* [DIRECTIONS FOR THIS TASK] Count the lines below that include the word "elkövetésétől" and write that number alone.

* [INFORMATION PROVIDED]
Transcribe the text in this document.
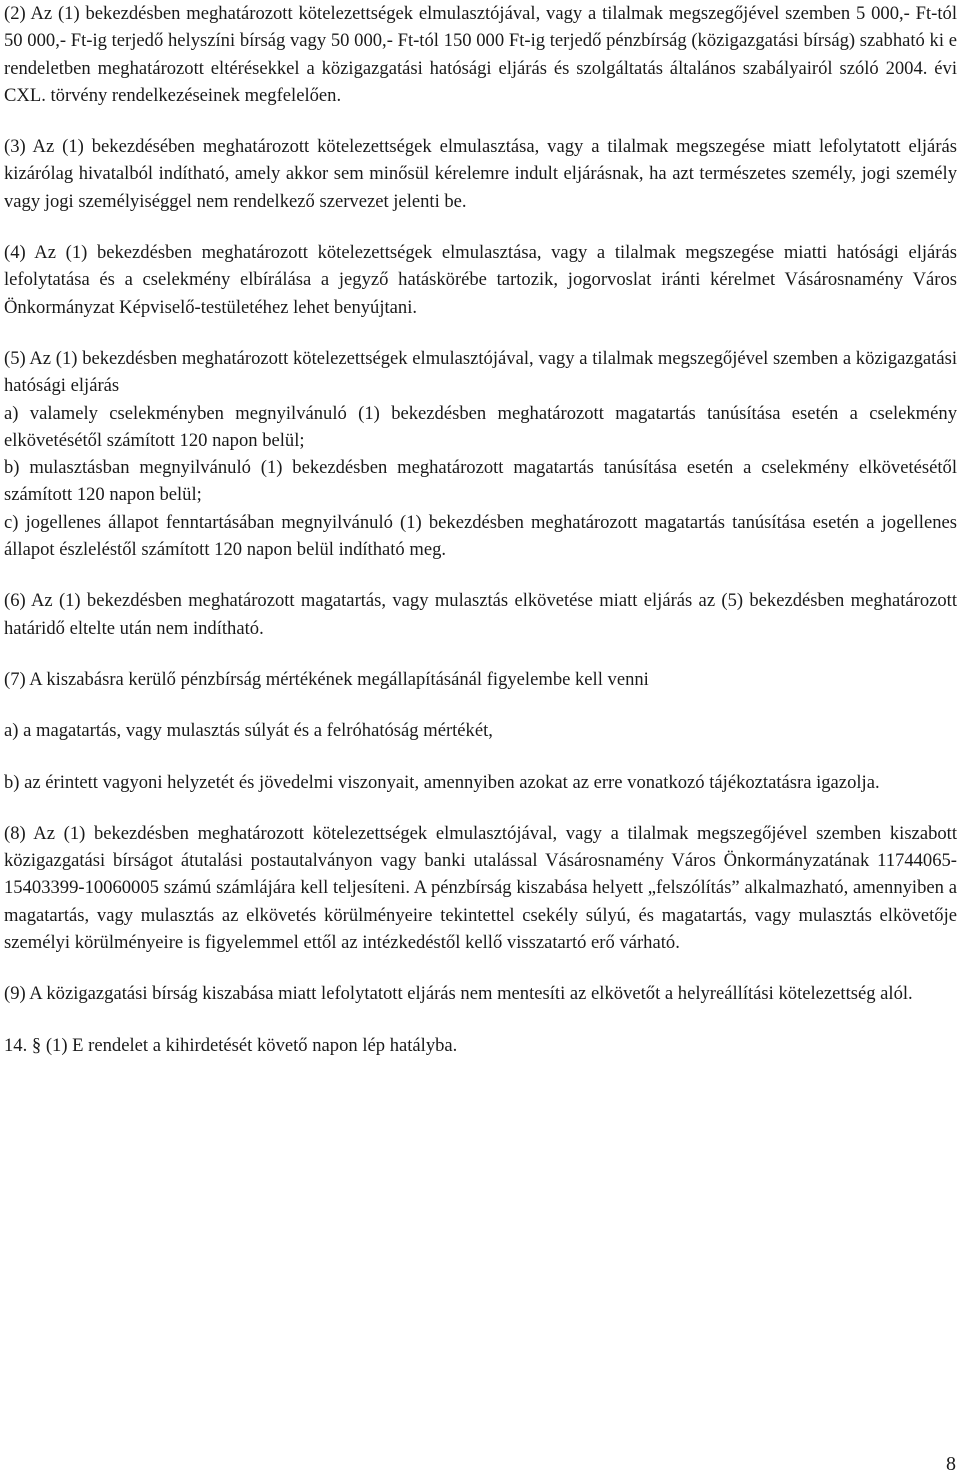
(2) Az (1) bekezdésben meghatározott kötelezettségek elmulasztójával, vagy a tilalmak megszegőjével szemben 5 000,- Ft-tól 50 000,- Ft-ig terjedő helyszíni bírság vagy 50 000,- Ft-tól 150 000 Ft-ig terjedő pénzbírság (közigazgatási bírság) szabható ki e rendeletben meghatározott eltérésekkel a közigazgatási hatósági eljárás és szolgáltatás általános szabályairól szóló 2004. évi CXL. törvény rendelkezéseinek megfelelően.

(3) Az (1) bekezdésében meghatározott kötelezettségek elmulasztása, vagy a tilalmak megszegése miatt lefolytatott eljárás kizárólag hivatalból indítható, amely akkor sem minősül kérelemre indult eljárásnak, ha azt természetes személy, jogi személy vagy jogi személyiséggel nem rendelkező szervezet jelenti be.

(4) Az (1) bekezdésben meghatározott kötelezettségek elmulasztása, vagy a tilalmak megszegése miatti hatósági eljárás lefolytatása és a cselekmény elbírálása a jegyző hatáskörébe tartozik, jogorvoslat iránti kérelmet Vásárosnamény Város Önkormányzat Képviselő-testületéhez lehet benyújtani.

(5) Az (1) bekezdésben meghatározott kötelezettségek elmulasztójával, vagy a tilalmak megszegőjével szemben a közigazgatási hatósági eljárás

a) valamely cselekményben megnyilvánuló (1) bekezdésben meghatározott magatartás tanúsítása esetén a cselekmény elkövetésétől számított 120 napon belül;

b) mulasztásban megnyilvánuló (1) bekezdésben meghatározott magatartás tanúsítása esetén a cselekmény elkövetésétől számított 120 napon belül;

c) jogellenes állapot fenntartásában megnyilvánuló (1) bekezdésben meghatározott magatartás tanúsítása esetén a jogellenes állapot észleléstől számított 120 napon belül indítható meg.

(6) Az (1) bekezdésben meghatározott magatartás, vagy mulasztás elkövetése miatt eljárás az (5) bekezdésben meghatározott határidő eltelte után nem indítható.

(7) A kiszabásra kerülő pénzbírság mértékének megállapításánál figyelembe kell venni

a) a magatartás, vagy mulasztás súlyát és a felróhatóság mértékét,

b) az érintett vagyoni helyzetét és jövedelmi viszonyait, amennyiben azokat az erre vonatkozó tájékoztatásra igazolja.

(8) Az (1) bekezdésben meghatározott kötelezettségek elmulasztójával, vagy a tilalmak megszegőjével szemben kiszabott közigazgatási bírságot átutalási postautalványon vagy banki utalással Vásárosnamény Város Önkormányzatának 11744065-15403399-10060005 számú számlájára kell teljesíteni. A pénzbírság kiszabása helyett „felszólítás” alkalmazható, amennyiben a magatartás, vagy mulasztás az elkövetés körülményeire tekintettel csekély súlyú, és magatartás, vagy mulasztás elkövetője személyi körülményeire is figyelemmel ettől az intézkedéstől kellő visszatartó erő várható.

(9) A közigazgatási bírság kiszabása miatt lefolytatott eljárás nem mentesíti az elkövetőt a helyreállítási kötelezettség alól.

14. § (1) E rendelet a kihirdetését követő napon lép hatályba.

8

* [TASK ANSWER] 2